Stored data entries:
************

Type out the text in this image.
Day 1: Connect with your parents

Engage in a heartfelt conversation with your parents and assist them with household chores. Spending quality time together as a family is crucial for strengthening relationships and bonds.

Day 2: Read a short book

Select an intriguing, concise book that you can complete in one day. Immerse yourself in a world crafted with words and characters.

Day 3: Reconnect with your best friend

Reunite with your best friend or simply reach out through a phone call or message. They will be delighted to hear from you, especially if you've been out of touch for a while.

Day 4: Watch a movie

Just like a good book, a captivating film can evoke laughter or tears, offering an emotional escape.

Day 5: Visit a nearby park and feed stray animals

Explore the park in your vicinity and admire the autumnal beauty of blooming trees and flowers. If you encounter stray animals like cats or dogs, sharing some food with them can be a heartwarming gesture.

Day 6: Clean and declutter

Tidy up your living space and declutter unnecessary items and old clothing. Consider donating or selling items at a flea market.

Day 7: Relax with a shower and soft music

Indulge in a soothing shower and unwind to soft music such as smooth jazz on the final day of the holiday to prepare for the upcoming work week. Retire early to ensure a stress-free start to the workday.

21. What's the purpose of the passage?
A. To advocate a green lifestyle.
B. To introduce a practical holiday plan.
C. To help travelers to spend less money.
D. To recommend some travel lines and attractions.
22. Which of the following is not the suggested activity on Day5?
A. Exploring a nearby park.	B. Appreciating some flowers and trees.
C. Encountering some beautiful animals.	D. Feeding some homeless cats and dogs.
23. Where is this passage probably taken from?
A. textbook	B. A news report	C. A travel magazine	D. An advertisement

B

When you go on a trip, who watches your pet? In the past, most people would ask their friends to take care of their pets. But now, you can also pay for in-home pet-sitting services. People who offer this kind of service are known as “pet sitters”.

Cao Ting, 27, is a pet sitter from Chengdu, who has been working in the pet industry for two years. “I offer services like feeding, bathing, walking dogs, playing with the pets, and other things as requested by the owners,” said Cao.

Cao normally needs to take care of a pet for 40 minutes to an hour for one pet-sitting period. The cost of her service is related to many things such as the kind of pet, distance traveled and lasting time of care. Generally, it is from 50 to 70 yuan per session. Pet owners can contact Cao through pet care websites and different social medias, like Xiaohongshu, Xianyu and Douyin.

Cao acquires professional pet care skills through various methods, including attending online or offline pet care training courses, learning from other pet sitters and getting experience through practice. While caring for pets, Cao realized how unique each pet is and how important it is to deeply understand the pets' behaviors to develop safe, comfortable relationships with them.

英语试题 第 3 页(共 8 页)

************

Task goal
Reproduce each record shown above without altering a single word.

Full solution
Type out the text in this image.
Day 1: Connect with your parents

Engage in a heartfelt conversation with your parents and assist them with household chores. Spending quality time together as a family is crucial for strengthening relationships and bonds.

Day 2: Read a short book

Select an intriguing, concise book that you can complete in one day. Immerse yourself in a world crafted with words and characters.

Day 3: Reconnect with your best friend

Reunite with your best friend or simply reach out through a phone call or message. They will be delighted to hear from you, especially if you've been out of touch for a while.

Day 4: Watch a movie

Just like a good book, a captivating film can evoke laughter or tears, offering an emotional escape.

Day 5: Visit a nearby park and feed stray animals

Explore the park in your vicinity and admire the autumnal beauty of blooming trees and flowers. If you encounter stray animals like cats or dogs, sharing some food with them can be a heartwarming gesture.

Day 6: Clean and declutter

Tidy up your living space and declutter unnecessary items and old clothing. Consider donating or selling items at a flea market.

Day 7: Relax with a shower and soft music

Indulge in a soothing shower and unwind to soft music such as smooth jazz on the final day of the holiday to prepare for the upcoming work week. Retire early to ensure a stress-free start to the workday.

21. What's the purpose of the passage?
A. To advocate a green lifestyle.
B. To introduce a practical holiday plan.
C. To help travelers to spend less money.
D. To recommend some travel lines and attractions.
22. Which of the following is not the suggested activity on Day5?
A. Exploring a nearby park.	B. Appreciating some flowers and trees.
C. Encountering some beautiful animals.	D. Feeding some homeless cats and dogs.
23. Where is this passage probably taken from?
A. textbook	B. A news report	C. A travel magazine	D. An advertisement

B

When you go on a trip, who watches your pet? In the past, most people would ask their friends to take care of their pets. But now, you can also pay for in-home pet-sitting services. People who offer this kind of service are known as “pet sitters”.

Cao Ting, 27, is a pet sitter from Chengdu, who has been working in the pet industry for two years. “I offer services like feeding, bathing, walking dogs, playing with the pets, and other things as requested by the owners,” said Cao.

Cao normally needs to take care of a pet for 40 minutes to an hour for one pet-sitting period. The cost of her service is related to many things such as the kind of pet, distance traveled and lasting time of care. Generally, it is from 50 to 70 yuan per session. Pet owners can contact Cao through pet care websites and different social medias, like Xiaohongshu, Xianyu and Douyin.

Cao acquires professional pet care skills through various methods, including attending online or offline pet care training courses, learning from other pet sitters and getting experience through practice. While caring for pets, Cao realized how unique each pet is and how important it is to deeply understand the pets' behaviors to develop safe, comfortable relationships with them.

英语试题 第 3 页(共 8 页)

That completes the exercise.